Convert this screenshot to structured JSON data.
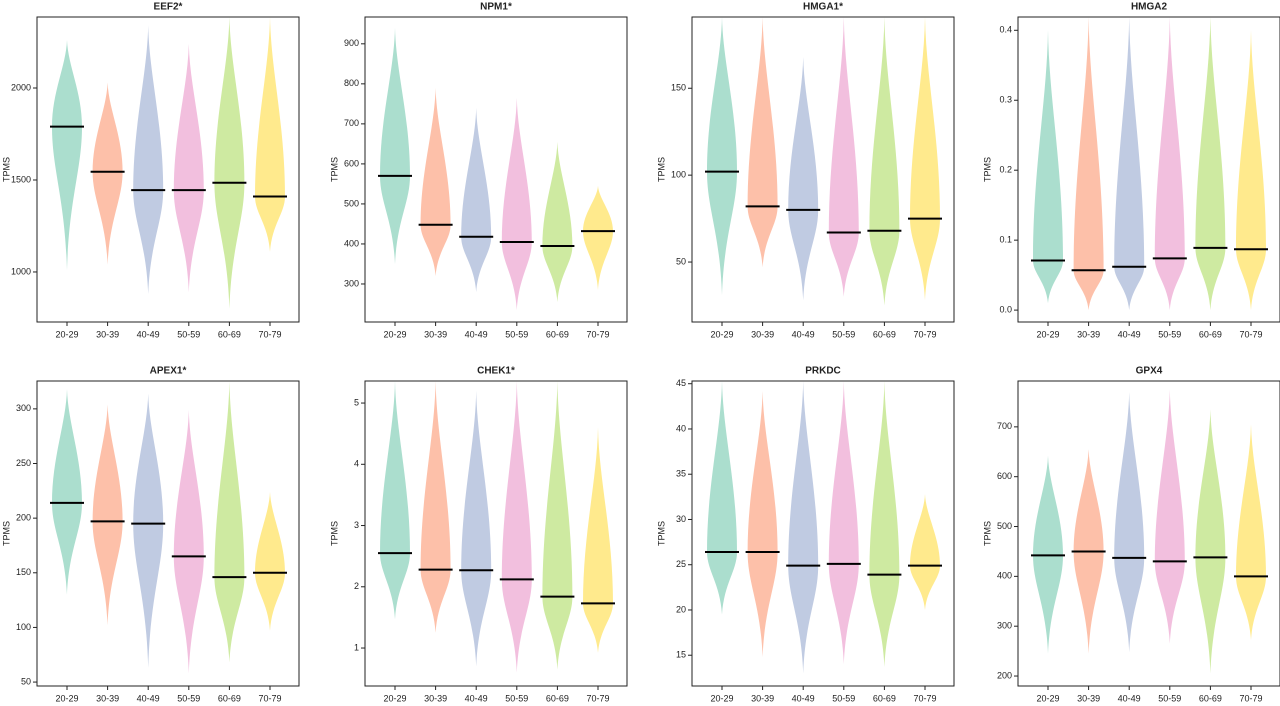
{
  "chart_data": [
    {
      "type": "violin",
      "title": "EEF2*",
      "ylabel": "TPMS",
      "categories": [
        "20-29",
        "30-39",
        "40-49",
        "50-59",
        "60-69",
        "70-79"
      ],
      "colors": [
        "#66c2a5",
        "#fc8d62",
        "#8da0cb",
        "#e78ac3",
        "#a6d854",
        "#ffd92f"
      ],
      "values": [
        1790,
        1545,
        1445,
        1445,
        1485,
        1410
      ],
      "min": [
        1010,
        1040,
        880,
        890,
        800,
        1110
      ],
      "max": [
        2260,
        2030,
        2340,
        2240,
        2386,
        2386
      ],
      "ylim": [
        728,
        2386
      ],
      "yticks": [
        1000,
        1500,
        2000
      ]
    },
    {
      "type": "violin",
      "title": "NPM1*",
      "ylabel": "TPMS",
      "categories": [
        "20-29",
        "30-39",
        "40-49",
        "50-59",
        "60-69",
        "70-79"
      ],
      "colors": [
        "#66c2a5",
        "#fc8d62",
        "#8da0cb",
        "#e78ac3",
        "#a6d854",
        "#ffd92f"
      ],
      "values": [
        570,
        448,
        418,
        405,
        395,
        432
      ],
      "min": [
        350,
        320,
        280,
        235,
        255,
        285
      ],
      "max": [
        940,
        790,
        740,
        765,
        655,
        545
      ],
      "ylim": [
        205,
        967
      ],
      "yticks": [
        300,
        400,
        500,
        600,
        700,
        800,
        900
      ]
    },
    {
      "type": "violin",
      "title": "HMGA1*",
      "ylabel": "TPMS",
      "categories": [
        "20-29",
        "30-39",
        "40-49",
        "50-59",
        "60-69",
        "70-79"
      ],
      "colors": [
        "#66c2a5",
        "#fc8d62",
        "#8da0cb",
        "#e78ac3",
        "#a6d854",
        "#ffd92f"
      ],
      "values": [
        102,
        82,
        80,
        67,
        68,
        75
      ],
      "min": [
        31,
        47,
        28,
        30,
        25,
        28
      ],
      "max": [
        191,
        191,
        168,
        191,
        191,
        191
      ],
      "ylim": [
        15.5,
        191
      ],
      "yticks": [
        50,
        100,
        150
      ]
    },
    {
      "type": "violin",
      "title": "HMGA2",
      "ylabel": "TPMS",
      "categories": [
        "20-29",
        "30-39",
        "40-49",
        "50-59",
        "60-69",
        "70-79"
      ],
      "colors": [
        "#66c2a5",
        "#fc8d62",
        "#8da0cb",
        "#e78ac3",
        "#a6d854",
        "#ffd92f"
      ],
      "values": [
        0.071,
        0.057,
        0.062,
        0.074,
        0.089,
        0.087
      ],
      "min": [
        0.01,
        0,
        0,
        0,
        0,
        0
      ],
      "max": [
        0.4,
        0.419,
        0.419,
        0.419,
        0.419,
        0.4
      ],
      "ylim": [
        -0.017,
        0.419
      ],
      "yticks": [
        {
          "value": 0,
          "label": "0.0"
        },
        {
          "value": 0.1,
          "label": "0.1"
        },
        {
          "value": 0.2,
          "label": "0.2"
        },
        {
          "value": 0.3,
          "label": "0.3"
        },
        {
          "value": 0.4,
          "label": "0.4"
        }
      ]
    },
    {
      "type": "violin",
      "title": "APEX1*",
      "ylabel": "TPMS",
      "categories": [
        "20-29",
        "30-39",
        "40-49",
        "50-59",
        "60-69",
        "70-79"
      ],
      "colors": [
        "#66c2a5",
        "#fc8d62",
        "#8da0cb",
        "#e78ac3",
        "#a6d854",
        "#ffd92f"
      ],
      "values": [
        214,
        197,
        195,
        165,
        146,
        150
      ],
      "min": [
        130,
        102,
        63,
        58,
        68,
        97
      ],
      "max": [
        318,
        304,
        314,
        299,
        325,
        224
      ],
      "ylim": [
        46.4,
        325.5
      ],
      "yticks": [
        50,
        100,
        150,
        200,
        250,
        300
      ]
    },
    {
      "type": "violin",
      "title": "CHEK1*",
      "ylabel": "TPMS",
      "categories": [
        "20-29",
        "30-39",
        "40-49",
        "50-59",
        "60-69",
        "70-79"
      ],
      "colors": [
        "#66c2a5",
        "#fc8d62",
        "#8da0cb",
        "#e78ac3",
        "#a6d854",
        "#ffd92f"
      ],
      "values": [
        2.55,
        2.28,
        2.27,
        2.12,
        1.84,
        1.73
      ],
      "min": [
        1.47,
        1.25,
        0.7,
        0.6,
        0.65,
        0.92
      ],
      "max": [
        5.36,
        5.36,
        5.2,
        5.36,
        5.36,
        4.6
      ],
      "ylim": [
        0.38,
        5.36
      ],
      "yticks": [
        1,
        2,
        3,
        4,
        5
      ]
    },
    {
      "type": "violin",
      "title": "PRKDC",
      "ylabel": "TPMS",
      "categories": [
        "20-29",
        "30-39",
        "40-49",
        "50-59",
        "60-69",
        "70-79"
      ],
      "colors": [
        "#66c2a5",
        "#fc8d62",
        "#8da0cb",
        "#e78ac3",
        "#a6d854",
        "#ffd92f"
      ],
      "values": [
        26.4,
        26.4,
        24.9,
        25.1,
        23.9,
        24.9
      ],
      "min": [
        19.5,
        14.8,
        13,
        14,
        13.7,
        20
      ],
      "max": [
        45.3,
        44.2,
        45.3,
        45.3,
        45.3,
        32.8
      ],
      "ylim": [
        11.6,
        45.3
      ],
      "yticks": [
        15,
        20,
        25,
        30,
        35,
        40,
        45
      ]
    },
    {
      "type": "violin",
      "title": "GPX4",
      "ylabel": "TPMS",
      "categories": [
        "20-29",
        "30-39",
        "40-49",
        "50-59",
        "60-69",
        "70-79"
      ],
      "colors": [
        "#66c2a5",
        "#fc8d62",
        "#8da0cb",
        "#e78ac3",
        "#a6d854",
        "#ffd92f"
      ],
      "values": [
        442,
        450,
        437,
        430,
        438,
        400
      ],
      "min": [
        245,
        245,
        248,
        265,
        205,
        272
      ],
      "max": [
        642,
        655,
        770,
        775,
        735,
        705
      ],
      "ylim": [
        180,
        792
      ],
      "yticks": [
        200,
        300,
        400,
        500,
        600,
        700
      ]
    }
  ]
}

###

Leave out the pictures and output the rest of the material exactly as written.

Convert this screenshot to structured JSON data.
{
  "chart_data": [
    {
      "type": "violin",
      "title": "EEF2*",
      "ylabel": "TPMS",
      "categories": [
        "20-29",
        "30-39",
        "40-49",
        "50-59",
        "60-69",
        "70-79"
      ],
      "colors": [
        "#66c2a5",
        "#fc8d62",
        "#8da0cb",
        "#e78ac3",
        "#a6d854",
        "#ffd92f"
      ],
      "values": [
        1790,
        1545,
        1445,
        1445,
        1485,
        1410
      ],
      "min": [
        1010,
        1040,
        880,
        890,
        800,
        1110
      ],
      "max": [
        2260,
        2030,
        2340,
        2240,
        2386,
        2386
      ],
      "ylim": [
        728,
        2386
      ],
      "yticks": [
        1000,
        1500,
        2000
      ]
    },
    {
      "type": "violin",
      "title": "NPM1*",
      "ylabel": "TPMS",
      "categories": [
        "20-29",
        "30-39",
        "40-49",
        "50-59",
        "60-69",
        "70-79"
      ],
      "colors": [
        "#66c2a5",
        "#fc8d62",
        "#8da0cb",
        "#e78ac3",
        "#a6d854",
        "#ffd92f"
      ],
      "values": [
        570,
        448,
        418,
        405,
        395,
        432
      ],
      "min": [
        350,
        320,
        280,
        235,
        255,
        285
      ],
      "max": [
        940,
        790,
        740,
        765,
        655,
        545
      ],
      "ylim": [
        205,
        967
      ],
      "yticks": [
        300,
        400,
        500,
        600,
        700,
        800,
        900
      ]
    },
    {
      "type": "violin",
      "title": "HMGA1*",
      "ylabel": "TPMS",
      "categories": [
        "20-29",
        "30-39",
        "40-49",
        "50-59",
        "60-69",
        "70-79"
      ],
      "colors": [
        "#66c2a5",
        "#fc8d62",
        "#8da0cb",
        "#e78ac3",
        "#a6d854",
        "#ffd92f"
      ],
      "values": [
        102,
        82,
        80,
        67,
        68,
        75
      ],
      "min": [
        31,
        47,
        28,
        30,
        25,
        28
      ],
      "max": [
        191,
        191,
        168,
        191,
        191,
        191
      ],
      "ylim": [
        15.5,
        191
      ],
      "yticks": [
        50,
        100,
        150
      ]
    },
    {
      "type": "violin",
      "title": "HMGA2",
      "ylabel": "TPMS",
      "categories": [
        "20-29",
        "30-39",
        "40-49",
        "50-59",
        "60-69",
        "70-79"
      ],
      "colors": [
        "#66c2a5",
        "#fc8d62",
        "#8da0cb",
        "#e78ac3",
        "#a6d854",
        "#ffd92f"
      ],
      "values": [
        0.071,
        0.057,
        0.062,
        0.074,
        0.089,
        0.087
      ],
      "min": [
        0.01,
        0,
        0,
        0,
        0,
        0
      ],
      "max": [
        0.4,
        0.419,
        0.419,
        0.419,
        0.419,
        0.4
      ],
      "ylim": [
        -0.017,
        0.419
      ],
      "yticks": [
        {
          "value": 0,
          "label": "0.0"
        },
        {
          "value": 0.1,
          "label": "0.1"
        },
        {
          "value": 0.2,
          "label": "0.2"
        },
        {
          "value": 0.3,
          "label": "0.3"
        },
        {
          "value": 0.4,
          "label": "0.4"
        }
      ]
    },
    {
      "type": "violin",
      "title": "APEX1*",
      "ylabel": "TPMS",
      "categories": [
        "20-29",
        "30-39",
        "40-49",
        "50-59",
        "60-69",
        "70-79"
      ],
      "colors": [
        "#66c2a5",
        "#fc8d62",
        "#8da0cb",
        "#e78ac3",
        "#a6d854",
        "#ffd92f"
      ],
      "values": [
        214,
        197,
        195,
        165,
        146,
        150
      ],
      "min": [
        130,
        102,
        63,
        58,
        68,
        97
      ],
      "max": [
        318,
        304,
        314,
        299,
        325,
        224
      ],
      "ylim": [
        46.4,
        325.5
      ],
      "yticks": [
        50,
        100,
        150,
        200,
        250,
        300
      ]
    },
    {
      "type": "violin",
      "title": "CHEK1*",
      "ylabel": "TPMS",
      "categories": [
        "20-29",
        "30-39",
        "40-49",
        "50-59",
        "60-69",
        "70-79"
      ],
      "colors": [
        "#66c2a5",
        "#fc8d62",
        "#8da0cb",
        "#e78ac3",
        "#a6d854",
        "#ffd92f"
      ],
      "values": [
        2.55,
        2.28,
        2.27,
        2.12,
        1.84,
        1.73
      ],
      "min": [
        1.47,
        1.25,
        0.7,
        0.6,
        0.65,
        0.92
      ],
      "max": [
        5.36,
        5.36,
        5.2,
        5.36,
        5.36,
        4.6
      ],
      "ylim": [
        0.38,
        5.36
      ],
      "yticks": [
        1,
        2,
        3,
        4,
        5
      ]
    },
    {
      "type": "violin",
      "title": "PRKDC",
      "ylabel": "TPMS",
      "categories": [
        "20-29",
        "30-39",
        "40-49",
        "50-59",
        "60-69",
        "70-79"
      ],
      "colors": [
        "#66c2a5",
        "#fc8d62",
        "#8da0cb",
        "#e78ac3",
        "#a6d854",
        "#ffd92f"
      ],
      "values": [
        26.4,
        26.4,
        24.9,
        25.1,
        23.9,
        24.9
      ],
      "min": [
        19.5,
        14.8,
        13,
        14,
        13.7,
        20
      ],
      "max": [
        45.3,
        44.2,
        45.3,
        45.3,
        45.3,
        32.8
      ],
      "ylim": [
        11.6,
        45.3
      ],
      "yticks": [
        15,
        20,
        25,
        30,
        35,
        40,
        45
      ]
    },
    {
      "type": "violin",
      "title": "GPX4",
      "ylabel": "TPMS",
      "categories": [
        "20-29",
        "30-39",
        "40-49",
        "50-59",
        "60-69",
        "70-79"
      ],
      "colors": [
        "#66c2a5",
        "#fc8d62",
        "#8da0cb",
        "#e78ac3",
        "#a6d854",
        "#ffd92f"
      ],
      "values": [
        442,
        450,
        437,
        430,
        438,
        400
      ],
      "min": [
        245,
        245,
        248,
        265,
        205,
        272
      ],
      "max": [
        642,
        655,
        770,
        775,
        735,
        705
      ],
      "ylim": [
        180,
        792
      ],
      "yticks": [
        200,
        300,
        400,
        500,
        600,
        700
      ]
    }
  ]
}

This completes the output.